__TO DO__. Quote the records in full and leave their pictures out.

* * *

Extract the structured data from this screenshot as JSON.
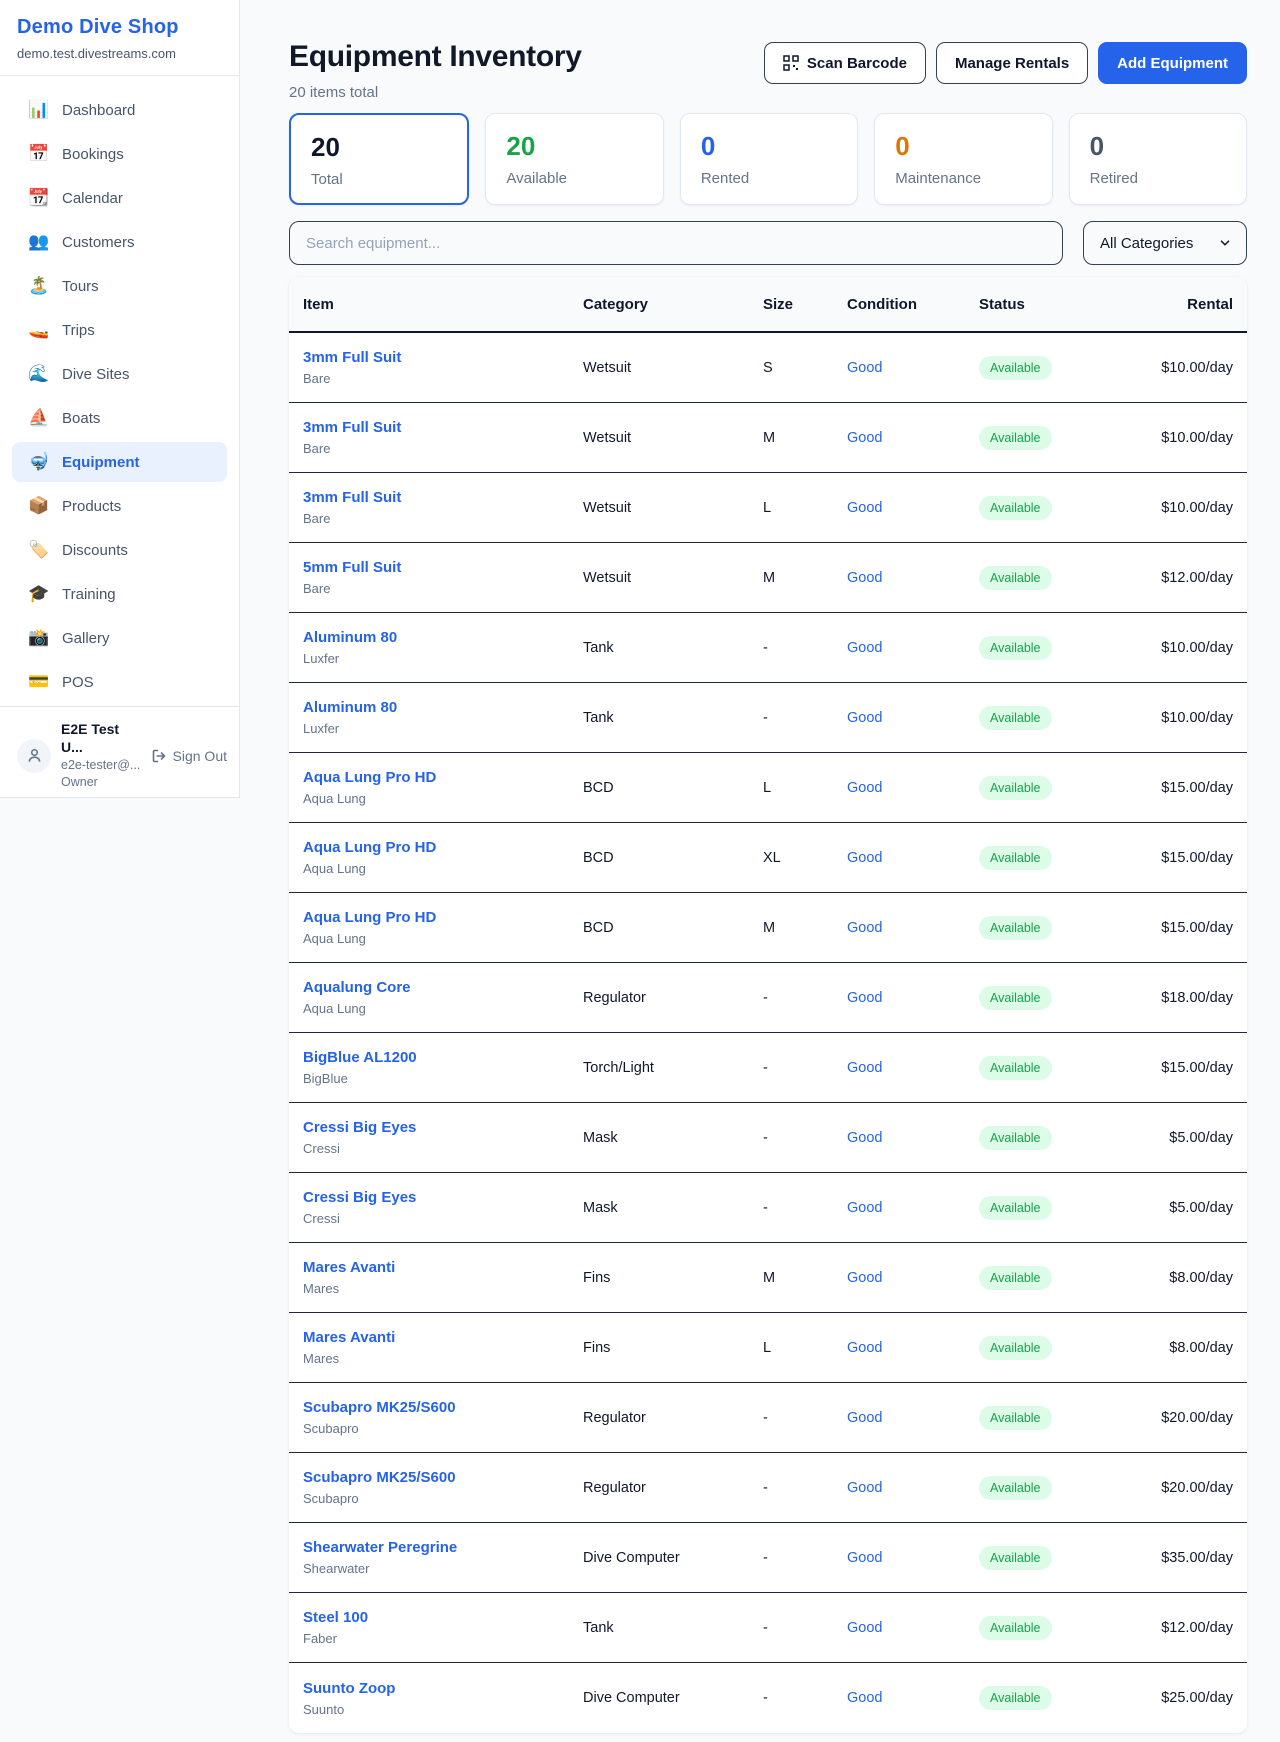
{
  "sidebar": {
    "brand": {
      "name": "Demo Dive Shop",
      "domain": "demo.test.divestreams.com"
    },
    "nav": [
      {
        "key": "dashboard",
        "icon": "📊",
        "label": "Dashboard",
        "active": false
      },
      {
        "key": "bookings",
        "icon": "📅",
        "label": "Bookings",
        "active": false
      },
      {
        "key": "calendar",
        "icon": "📆",
        "label": "Calendar",
        "active": false
      },
      {
        "key": "customers",
        "icon": "👥",
        "label": "Customers",
        "active": false
      },
      {
        "key": "tours",
        "icon": "🏝️",
        "label": "Tours",
        "active": false
      },
      {
        "key": "trips",
        "icon": "🚤",
        "label": "Trips",
        "active": false
      },
      {
        "key": "dive-sites",
        "icon": "🌊",
        "label": "Dive Sites",
        "active": false
      },
      {
        "key": "boats",
        "icon": "⛵",
        "label": "Boats",
        "active": false
      },
      {
        "key": "equipment",
        "icon": "🤿",
        "label": "Equipment",
        "active": true
      },
      {
        "key": "products",
        "icon": "📦",
        "label": "Products",
        "active": false
      },
      {
        "key": "discounts",
        "icon": "🏷️",
        "label": "Discounts",
        "active": false
      },
      {
        "key": "training",
        "icon": "🎓",
        "label": "Training",
        "active": false
      },
      {
        "key": "gallery",
        "icon": "📸",
        "label": "Gallery",
        "active": false
      },
      {
        "key": "pos",
        "icon": "💳",
        "label": "POS",
        "active": false
      }
    ],
    "user": {
      "name": "E2E Test U...",
      "email": "e2e-tester@...",
      "role": "Owner",
      "sign_out": "Sign Out"
    }
  },
  "header": {
    "title": "Equipment Inventory",
    "subtitle": "20 items total",
    "scan_label": "Scan Barcode",
    "manage_label": "Manage Rentals",
    "add_label": "Add Equipment"
  },
  "stats": [
    {
      "key": "total",
      "value": "20",
      "label": "Total",
      "color": "#0f172a",
      "selected": true
    },
    {
      "key": "available",
      "value": "20",
      "label": "Available",
      "color": "#16a34a",
      "selected": false
    },
    {
      "key": "rented",
      "value": "0",
      "label": "Rented",
      "color": "#2563eb",
      "selected": false
    },
    {
      "key": "maintenance",
      "value": "0",
      "label": "Maintenance",
      "color": "#d97706",
      "selected": false
    },
    {
      "key": "retired",
      "value": "0",
      "label": "Retired",
      "color": "#475569",
      "selected": false
    }
  ],
  "filters": {
    "search_placeholder": "Search equipment...",
    "category_selected": "All Categories"
  },
  "table": {
    "columns": [
      "Item",
      "Category",
      "Size",
      "Condition",
      "Status",
      "Rental"
    ],
    "rows": [
      {
        "name": "3mm Full Suit",
        "brand": "Bare",
        "category": "Wetsuit",
        "size": "S",
        "condition": "Good",
        "status": "Available",
        "rental": "$10.00/day"
      },
      {
        "name": "3mm Full Suit",
        "brand": "Bare",
        "category": "Wetsuit",
        "size": "M",
        "condition": "Good",
        "status": "Available",
        "rental": "$10.00/day"
      },
      {
        "name": "3mm Full Suit",
        "brand": "Bare",
        "category": "Wetsuit",
        "size": "L",
        "condition": "Good",
        "status": "Available",
        "rental": "$10.00/day"
      },
      {
        "name": "5mm Full Suit",
        "brand": "Bare",
        "category": "Wetsuit",
        "size": "M",
        "condition": "Good",
        "status": "Available",
        "rental": "$12.00/day"
      },
      {
        "name": "Aluminum 80",
        "brand": "Luxfer",
        "category": "Tank",
        "size": "-",
        "condition": "Good",
        "status": "Available",
        "rental": "$10.00/day"
      },
      {
        "name": "Aluminum 80",
        "brand": "Luxfer",
        "category": "Tank",
        "size": "-",
        "condition": "Good",
        "status": "Available",
        "rental": "$10.00/day"
      },
      {
        "name": "Aqua Lung Pro HD",
        "brand": "Aqua Lung",
        "category": "BCD",
        "size": "L",
        "condition": "Good",
        "status": "Available",
        "rental": "$15.00/day"
      },
      {
        "name": "Aqua Lung Pro HD",
        "brand": "Aqua Lung",
        "category": "BCD",
        "size": "XL",
        "condition": "Good",
        "status": "Available",
        "rental": "$15.00/day"
      },
      {
        "name": "Aqua Lung Pro HD",
        "brand": "Aqua Lung",
        "category": "BCD",
        "size": "M",
        "condition": "Good",
        "status": "Available",
        "rental": "$15.00/day"
      },
      {
        "name": "Aqualung Core",
        "brand": "Aqua Lung",
        "category": "Regulator",
        "size": "-",
        "condition": "Good",
        "status": "Available",
        "rental": "$18.00/day"
      },
      {
        "name": "BigBlue AL1200",
        "brand": "BigBlue",
        "category": "Torch/Light",
        "size": "-",
        "condition": "Good",
        "status": "Available",
        "rental": "$15.00/day"
      },
      {
        "name": "Cressi Big Eyes",
        "brand": "Cressi",
        "category": "Mask",
        "size": "-",
        "condition": "Good",
        "status": "Available",
        "rental": "$5.00/day"
      },
      {
        "name": "Cressi Big Eyes",
        "brand": "Cressi",
        "category": "Mask",
        "size": "-",
        "condition": "Good",
        "status": "Available",
        "rental": "$5.00/day"
      },
      {
        "name": "Mares Avanti",
        "brand": "Mares",
        "category": "Fins",
        "size": "M",
        "condition": "Good",
        "status": "Available",
        "rental": "$8.00/day"
      },
      {
        "name": "Mares Avanti",
        "brand": "Mares",
        "category": "Fins",
        "size": "L",
        "condition": "Good",
        "status": "Available",
        "rental": "$8.00/day"
      },
      {
        "name": "Scubapro MK25/S600",
        "brand": "Scubapro",
        "category": "Regulator",
        "size": "-",
        "condition": "Good",
        "status": "Available",
        "rental": "$20.00/day"
      },
      {
        "name": "Scubapro MK25/S600",
        "brand": "Scubapro",
        "category": "Regulator",
        "size": "-",
        "condition": "Good",
        "status": "Available",
        "rental": "$20.00/day"
      },
      {
        "name": "Shearwater Peregrine",
        "brand": "Shearwater",
        "category": "Dive Computer",
        "size": "-",
        "condition": "Good",
        "status": "Available",
        "rental": "$35.00/day"
      },
      {
        "name": "Steel 100",
        "brand": "Faber",
        "category": "Tank",
        "size": "-",
        "condition": "Good",
        "status": "Available",
        "rental": "$12.00/day"
      },
      {
        "name": "Suunto Zoop",
        "brand": "Suunto",
        "category": "Dive Computer",
        "size": "-",
        "condition": "Good",
        "status": "Available",
        "rental": "$25.00/day"
      }
    ]
  },
  "colors": {
    "accent_blue": "#2563eb",
    "available_green": "#16a34a",
    "badge_bg": "#dcfce7",
    "maintenance_orange": "#d97706",
    "retired_gray": "#475569"
  }
}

* * *

__TASK OUTPUT__.
Extract the structured data from this screenshot as JSON.
{
  "sidebar": {
    "brand": {
      "name": "Demo Dive Shop",
      "domain": "demo.test.divestreams.com"
    },
    "nav": [
      {
        "key": "dashboard",
        "icon": "📊",
        "label": "Dashboard",
        "active": false
      },
      {
        "key": "bookings",
        "icon": "📅",
        "label": "Bookings",
        "active": false
      },
      {
        "key": "calendar",
        "icon": "📆",
        "label": "Calendar",
        "active": false
      },
      {
        "key": "customers",
        "icon": "👥",
        "label": "Customers",
        "active": false
      },
      {
        "key": "tours",
        "icon": "🏝️",
        "label": "Tours",
        "active": false
      },
      {
        "key": "trips",
        "icon": "🚤",
        "label": "Trips",
        "active": false
      },
      {
        "key": "dive-sites",
        "icon": "🌊",
        "label": "Dive Sites",
        "active": false
      },
      {
        "key": "boats",
        "icon": "⛵",
        "label": "Boats",
        "active": false
      },
      {
        "key": "equipment",
        "icon": "🤿",
        "label": "Equipment",
        "active": true
      },
      {
        "key": "products",
        "icon": "📦",
        "label": "Products",
        "active": false
      },
      {
        "key": "discounts",
        "icon": "🏷️",
        "label": "Discounts",
        "active": false
      },
      {
        "key": "training",
        "icon": "🎓",
        "label": "Training",
        "active": false
      },
      {
        "key": "gallery",
        "icon": "📸",
        "label": "Gallery",
        "active": false
      },
      {
        "key": "pos",
        "icon": "💳",
        "label": "POS",
        "active": false
      }
    ],
    "user": {
      "name": "E2E Test U...",
      "email": "e2e-tester@...",
      "role": "Owner",
      "sign_out": "Sign Out"
    }
  },
  "header": {
    "title": "Equipment Inventory",
    "subtitle": "20 items total",
    "scan_label": "Scan Barcode",
    "manage_label": "Manage Rentals",
    "add_label": "Add Equipment"
  },
  "stats": [
    {
      "key": "total",
      "value": "20",
      "label": "Total",
      "color": "#0f172a",
      "selected": true
    },
    {
      "key": "available",
      "value": "20",
      "label": "Available",
      "color": "#16a34a",
      "selected": false
    },
    {
      "key": "rented",
      "value": "0",
      "label": "Rented",
      "color": "#2563eb",
      "selected": false
    },
    {
      "key": "maintenance",
      "value": "0",
      "label": "Maintenance",
      "color": "#d97706",
      "selected": false
    },
    {
      "key": "retired",
      "value": "0",
      "label": "Retired",
      "color": "#475569",
      "selected": false
    }
  ],
  "filters": {
    "search_placeholder": "Search equipment...",
    "category_selected": "All Categories"
  },
  "table": {
    "columns": [
      "Item",
      "Category",
      "Size",
      "Condition",
      "Status",
      "Rental"
    ],
    "rows": [
      {
        "name": "3mm Full Suit",
        "brand": "Bare",
        "category": "Wetsuit",
        "size": "S",
        "condition": "Good",
        "status": "Available",
        "rental": "$10.00/day"
      },
      {
        "name": "3mm Full Suit",
        "brand": "Bare",
        "category": "Wetsuit",
        "size": "M",
        "condition": "Good",
        "status": "Available",
        "rental": "$10.00/day"
      },
      {
        "name": "3mm Full Suit",
        "brand": "Bare",
        "category": "Wetsuit",
        "size": "L",
        "condition": "Good",
        "status": "Available",
        "rental": "$10.00/day"
      },
      {
        "name": "5mm Full Suit",
        "brand": "Bare",
        "category": "Wetsuit",
        "size": "M",
        "condition": "Good",
        "status": "Available",
        "rental": "$12.00/day"
      },
      {
        "name": "Aluminum 80",
        "brand": "Luxfer",
        "category": "Tank",
        "size": "-",
        "condition": "Good",
        "status": "Available",
        "rental": "$10.00/day"
      },
      {
        "name": "Aluminum 80",
        "brand": "Luxfer",
        "category": "Tank",
        "size": "-",
        "condition": "Good",
        "status": "Available",
        "rental": "$10.00/day"
      },
      {
        "name": "Aqua Lung Pro HD",
        "brand": "Aqua Lung",
        "category": "BCD",
        "size": "L",
        "condition": "Good",
        "status": "Available",
        "rental": "$15.00/day"
      },
      {
        "name": "Aqua Lung Pro HD",
        "brand": "Aqua Lung",
        "category": "BCD",
        "size": "XL",
        "condition": "Good",
        "status": "Available",
        "rental": "$15.00/day"
      },
      {
        "name": "Aqua Lung Pro HD",
        "brand": "Aqua Lung",
        "category": "BCD",
        "size": "M",
        "condition": "Good",
        "status": "Available",
        "rental": "$15.00/day"
      },
      {
        "name": "Aqualung Core",
        "brand": "Aqua Lung",
        "category": "Regulator",
        "size": "-",
        "condition": "Good",
        "status": "Available",
        "rental": "$18.00/day"
      },
      {
        "name": "BigBlue AL1200",
        "brand": "BigBlue",
        "category": "Torch/Light",
        "size": "-",
        "condition": "Good",
        "status": "Available",
        "rental": "$15.00/day"
      },
      {
        "name": "Cressi Big Eyes",
        "brand": "Cressi",
        "category": "Mask",
        "size": "-",
        "condition": "Good",
        "status": "Available",
        "rental": "$5.00/day"
      },
      {
        "name": "Cressi Big Eyes",
        "brand": "Cressi",
        "category": "Mask",
        "size": "-",
        "condition": "Good",
        "status": "Available",
        "rental": "$5.00/day"
      },
      {
        "name": "Mares Avanti",
        "brand": "Mares",
        "category": "Fins",
        "size": "M",
        "condition": "Good",
        "status": "Available",
        "rental": "$8.00/day"
      },
      {
        "name": "Mares Avanti",
        "brand": "Mares",
        "category": "Fins",
        "size": "L",
        "condition": "Good",
        "status": "Available",
        "rental": "$8.00/day"
      },
      {
        "name": "Scubapro MK25/S600",
        "brand": "Scubapro",
        "category": "Regulator",
        "size": "-",
        "condition": "Good",
        "status": "Available",
        "rental": "$20.00/day"
      },
      {
        "name": "Scubapro MK25/S600",
        "brand": "Scubapro",
        "category": "Regulator",
        "size": "-",
        "condition": "Good",
        "status": "Available",
        "rental": "$20.00/day"
      },
      {
        "name": "Shearwater Peregrine",
        "brand": "Shearwater",
        "category": "Dive Computer",
        "size": "-",
        "condition": "Good",
        "status": "Available",
        "rental": "$35.00/day"
      },
      {
        "name": "Steel 100",
        "brand": "Faber",
        "category": "Tank",
        "size": "-",
        "condition": "Good",
        "status": "Available",
        "rental": "$12.00/day"
      },
      {
        "name": "Suunto Zoop",
        "brand": "Suunto",
        "category": "Dive Computer",
        "size": "-",
        "condition": "Good",
        "status": "Available",
        "rental": "$25.00/day"
      }
    ]
  },
  "colors": {
    "accent_blue": "#2563eb",
    "available_green": "#16a34a",
    "badge_bg": "#dcfce7",
    "maintenance_orange": "#d97706",
    "retired_gray": "#475569"
  }
}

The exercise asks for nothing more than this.